Work to complete: Copy out the passage on join hooks below in full, word for word.

The `_JoinHook` provides two entry points: `main_hook()`, which is called repeatedly while there exists a non-joined process, and `post_hook()`, which is called once all process have joined with the additional `bool` argument `is_last_joiner`. The class also requires `process_group` and `device` information by defining corresponding abstract property methods. Thus, to implement a join hook, (1) inherit from `_JoinHook`, (2) override `main_hook()` and `post_hook()` as appropriate, and (3) override `process_group()` and `device()` to provide process group and device information to be used by the join context manager implementation for collective communications.
The `_Join` constructor requires `join_hooks: List[_JoinHook]` and optionally `enable: bool = True` and `throw_on_early_termination: bool = False`. A training loop only needs to be wrapped with `with _Join(join_hooks):` (using the appropriate `join_hooks`) to be able to train on uneven inputs without hanging/erroring. The context manager requires a `dist.all_reduce(torch.ones(1))` to be called on every non-joined process each time before it performs its collective communications in order to indicate that the process has not yet joined. It also requires that all `process_group` attributes in the `_JoinHook` objects are the same.
**Notes:**
- The argument `is_last_joiner` to `post_hook()` may be useful for finding an authoritative rank when synchronizing.
- `enable` is a flag that can be set to `False` if the user knows the current training loop will not have uneven inputs. This may be used to disable join-related computation in the classes providing join hooks.

Records shown:
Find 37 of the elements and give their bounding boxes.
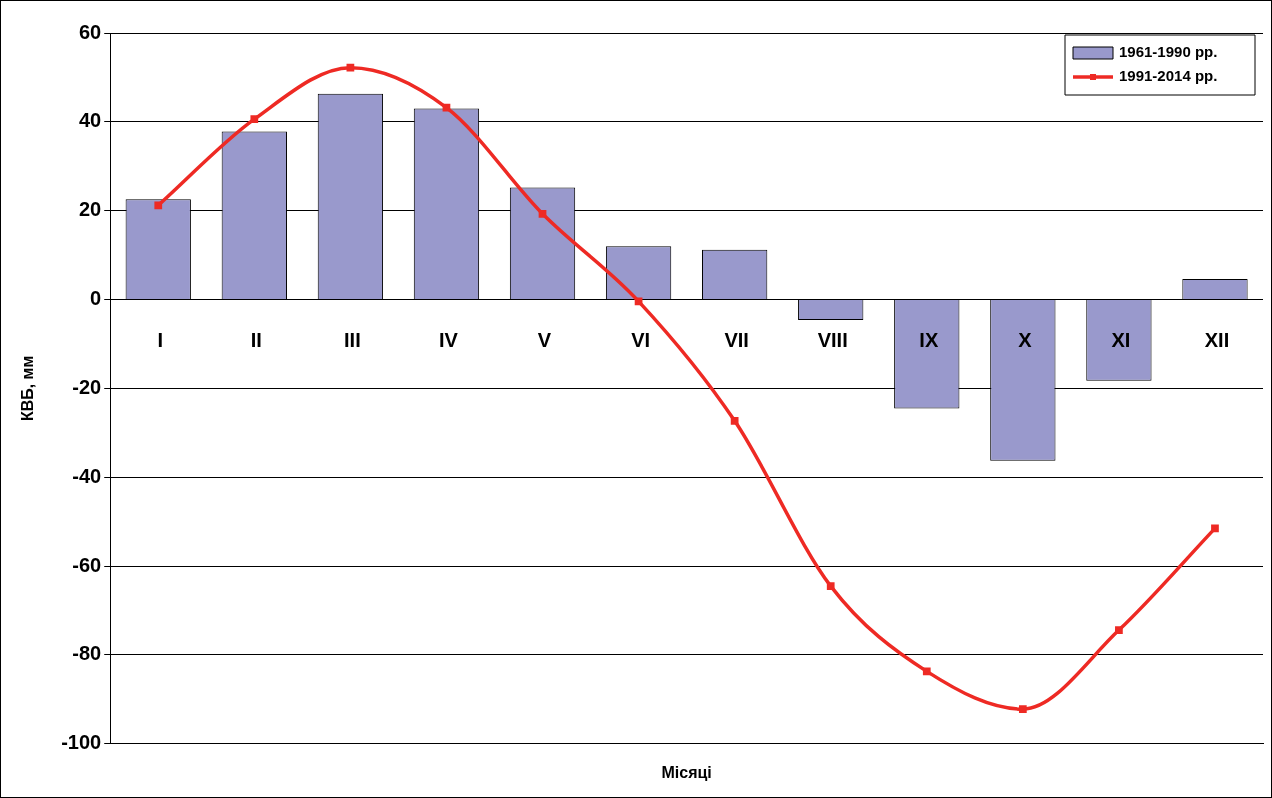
point (346, 63, 355, 72)
point (1115, 626, 1123, 634)
point (634, 297, 643, 306)
y-tick-label: 40 (78, 109, 102, 132)
x-tick-label: VII (724, 329, 749, 352)
x-tick-label: III (344, 329, 361, 352)
x-tick-label: XI (1111, 329, 1131, 352)
x-tick-label: VI (631, 329, 651, 352)
x-tick-label: I (157, 329, 164, 352)
x-axis-title: Місяці (661, 763, 712, 781)
y-tick-label: 0 (90, 287, 102, 310)
y-tick-label: -80 (72, 642, 102, 665)
y-axis-title: КВБ, мм (19, 355, 37, 422)
y-tick-label: 60 (78, 20, 102, 43)
x-tick-label: XII (1204, 329, 1230, 352)
point (538, 209, 547, 218)
x-tick-label: X (1018, 329, 1033, 352)
point (1018, 705, 1027, 714)
y-tick-label: -60 (72, 553, 102, 576)
x-tick-label: II (250, 329, 262, 352)
legend-label: 1961-1990 рр. (1119, 43, 1218, 61)
point (442, 103, 451, 112)
y-tick-label: 20 (78, 198, 102, 221)
x-tick-label: IV (439, 329, 459, 352)
x-tick-label: IX (919, 329, 939, 352)
legend-label: 1991-2014 рр. (1119, 67, 1218, 85)
y-tick-label: -20 (72, 375, 102, 398)
y-tick-label: -100 (61, 731, 102, 754)
point (826, 582, 835, 590)
point (1211, 524, 1219, 533)
point (730, 416, 739, 425)
point (250, 115, 259, 124)
y-tick-label: -40 (72, 464, 102, 487)
point (154, 201, 163, 210)
point (922, 667, 931, 676)
x-tick-label: VIII (817, 329, 848, 352)
x-tick-label: V (537, 329, 552, 352)
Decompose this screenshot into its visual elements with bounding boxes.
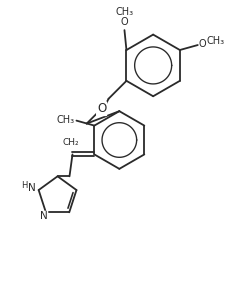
Text: O: O <box>97 102 106 115</box>
Text: H: H <box>22 181 28 190</box>
Text: CH₂: CH₂ <box>62 138 79 147</box>
Text: O: O <box>121 17 128 27</box>
Text: CH₃: CH₃ <box>115 7 134 17</box>
Text: N: N <box>40 211 48 221</box>
Text: CH₃: CH₃ <box>207 36 225 46</box>
Text: N: N <box>28 183 35 193</box>
Text: CH₃: CH₃ <box>56 115 74 125</box>
Text: O: O <box>199 39 206 49</box>
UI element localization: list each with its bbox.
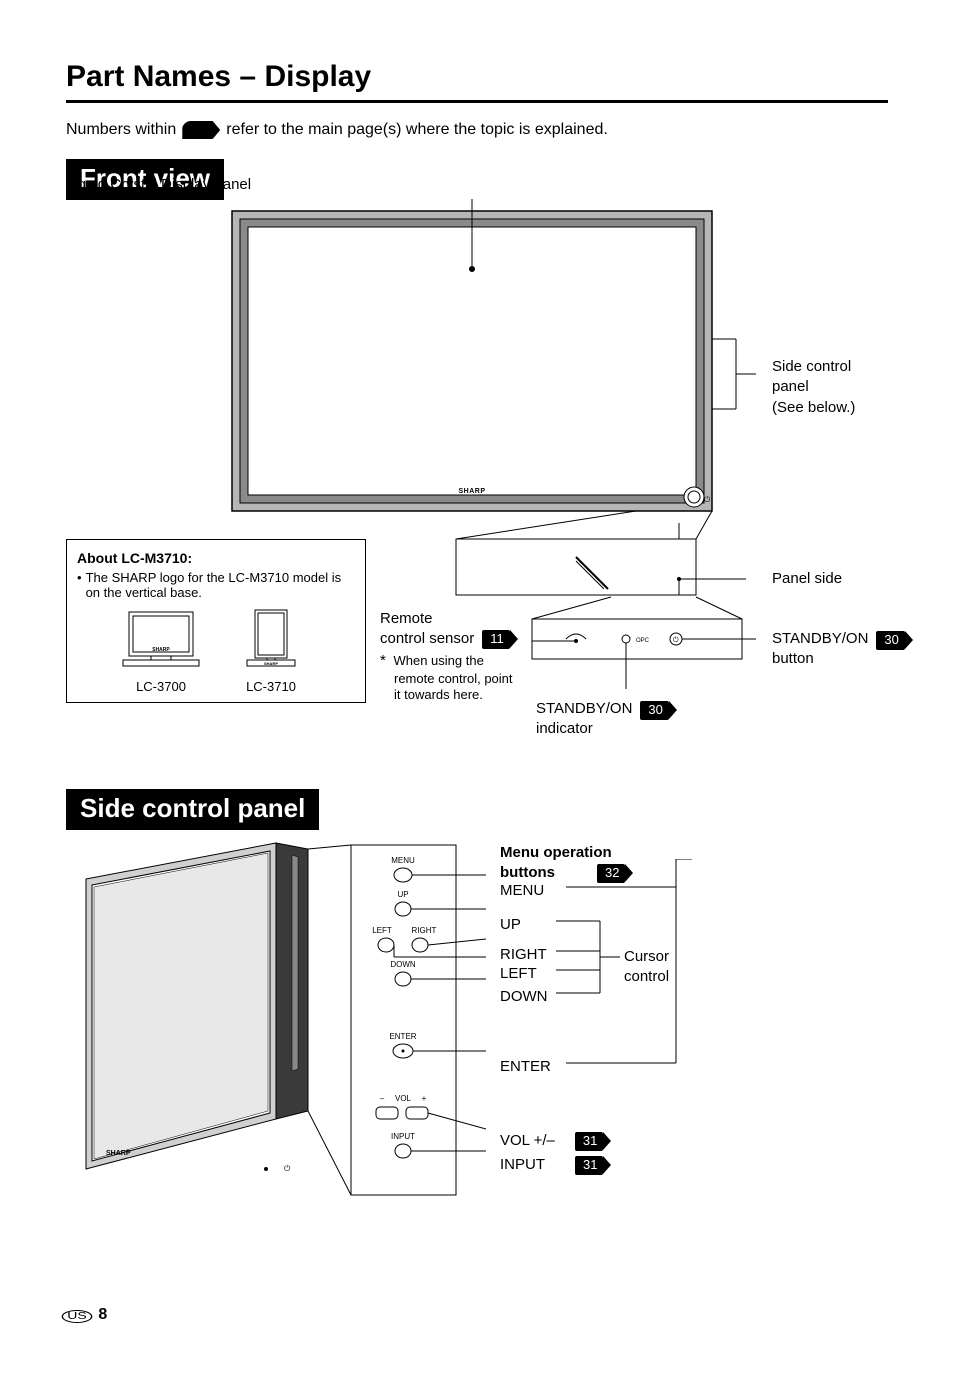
vol-label: VOL +/– (500, 1131, 555, 1151)
svg-text:VOL: VOL (395, 1094, 412, 1103)
up-label: UP (500, 915, 521, 935)
model-left-icon: SHARP (121, 608, 201, 674)
svg-text:⏻: ⏻ (284, 1164, 291, 1173)
svg-text:LEFT: LEFT (372, 926, 392, 935)
input-row: INPUT 31 (500, 1155, 603, 1175)
remote-line2: control sensor (380, 629, 474, 649)
model-right-label: LC-3710 (231, 679, 311, 694)
left-label: LEFT (500, 964, 537, 984)
svg-text:SHARP: SHARP (264, 661, 278, 666)
standby-btn-2: button (772, 649, 868, 669)
scp-label-1: Side control panel (772, 357, 888, 398)
side-control-panel-label: Side control panel (See below.) (772, 357, 888, 418)
about-heading: About LC-M3710: (77, 550, 355, 566)
remote-note-3: it towards here. (394, 687, 483, 704)
svg-text:MENU: MENU (391, 856, 415, 865)
about-box: About LC-M3710: • The SHARP logo for the… (66, 539, 366, 703)
standby-ind-1: STANDBY/ON (536, 699, 632, 719)
svg-text:⏻: ⏻ (673, 636, 679, 644)
about-text-2: on the vertical base. (86, 585, 342, 600)
side-panel-heading: Side control panel (66, 789, 319, 830)
svg-text:SHARP: SHARP (106, 1150, 131, 1157)
right-label: RIGHT (500, 945, 547, 965)
region-code: US (62, 1310, 93, 1323)
svg-text:SHARP: SHARP (458, 488, 485, 495)
remote-sensor-label: Remote control sensor 11 (380, 609, 510, 650)
svg-text:UP: UP (397, 890, 408, 899)
svg-text:ENTER: ENTER (389, 1032, 416, 1041)
page-title: Part Names – Display (66, 60, 888, 103)
lcd-panel-label: Liquid Crystal Display panel (66, 175, 251, 195)
standby-btn-1: STANDBY/ON (772, 629, 868, 649)
input-page-ref: 31 (575, 1156, 603, 1175)
model-right-icon: SHARP (231, 608, 311, 674)
panel-side-label: Panel side (772, 569, 842, 589)
vol-page-ref: 31 (575, 1132, 603, 1151)
standby-indicator-label: STANDBY/ON indicator 30 (536, 699, 669, 740)
enter-label: ENTER (500, 1057, 551, 1077)
svg-text:RIGHT: RIGHT (412, 926, 437, 935)
intro-line: Numbers within refer to the main page(s)… (66, 121, 888, 139)
intro-before: Numbers within (66, 121, 176, 139)
model-left-label: LC-3700 (121, 679, 201, 694)
intro-after: refer to the main page(s) where the topi… (226, 121, 608, 139)
vol-row: VOL +/– 31 (500, 1131, 603, 1151)
remote-star: * (380, 652, 386, 669)
page-number: 8 (98, 1306, 107, 1323)
remote-note: * When using the remote control, point i… (380, 651, 513, 704)
svg-text:DOWN: DOWN (390, 960, 416, 969)
standby-button-label: STANDBY/ON button 30 (772, 629, 905, 670)
svg-text:–: – (380, 1094, 385, 1103)
input-label: INPUT (500, 1155, 545, 1175)
about-text-1: The SHARP logo for the LC-M3710 model is (86, 570, 342, 585)
remote-note-1: When using the (393, 653, 483, 668)
svg-text:OPC: OPC (636, 638, 650, 644)
svg-text:SHARP: SHARP (152, 647, 170, 653)
standby-ind-2: indicator (536, 719, 632, 739)
standby-indicator-page-ref: 30 (640, 701, 668, 720)
standby-button-page-ref: 30 (876, 631, 904, 650)
side-view-diagram: SHARP MENU UP LEFT RIGHT DOWN ENTER – (66, 839, 486, 1219)
page-ref-icon (182, 121, 220, 139)
menu-op-bracket-icon (566, 859, 696, 1069)
svg-text:+: + (422, 1094, 427, 1103)
svg-text:⏻: ⏻ (704, 495, 711, 504)
remote-note-2: remote control, point (394, 671, 513, 688)
remote-sensor-page-ref: 11 (482, 630, 510, 649)
down-label: DOWN (500, 987, 548, 1007)
bullet-icon: • (77, 570, 82, 600)
svg-text:INPUT: INPUT (391, 1132, 415, 1141)
scp-label-2: (See below.) (772, 398, 888, 418)
remote-line1: Remote (380, 609, 510, 629)
menu-label: MENU (500, 881, 544, 901)
page-footer: US 8 (66, 1306, 107, 1324)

Correct answer:
The `_JoinHook` provides two entry points: `main_hook()`, which is called repeatedly while there exists a non-joined process, and `post_hook()`, which is called once all process have joined with the additional `bool` argument `is_last_joiner`. The class also requires `process_group` and `device` information by defining corresponding abstract property methods. Thus, to implement a join hook, (1) inherit from `_JoinHook`, (2) override `main_hook()` and `post_hook()` as appropriate, and (3) override `process_group()` and `device()` to provide process group and device information to be used by the join context manager implementation for collective communications.
The `_Join` constructor requires `join_hooks: List[_JoinHook]` and optionally `enable: bool = True` and `throw_on_early_termination: bool = False`. A training loop only needs to be wrapped with `with _Join(join_hooks):` (using the appropriate `join_hooks`) to be able to train on uneven inputs without hanging/erroring. The context manager requires a `dist.all_reduce(torch.ones(1))` to be called on every non-joined process each time before it performs its collective communications in order to indicate that the process has not yet joined. It also requires that all `process_group` attributes in the `_JoinHook` objects are the same.
**Notes:**
- The argument `is_last_joiner` to `post_hook()` may be useful for finding an authoritative rank when synchronizing.
- `enable` is a flag that can be set to `False` if the user knows the current training loop will not have uneven inputs. This may be used to disable join-related computation in the classes providing join hooks.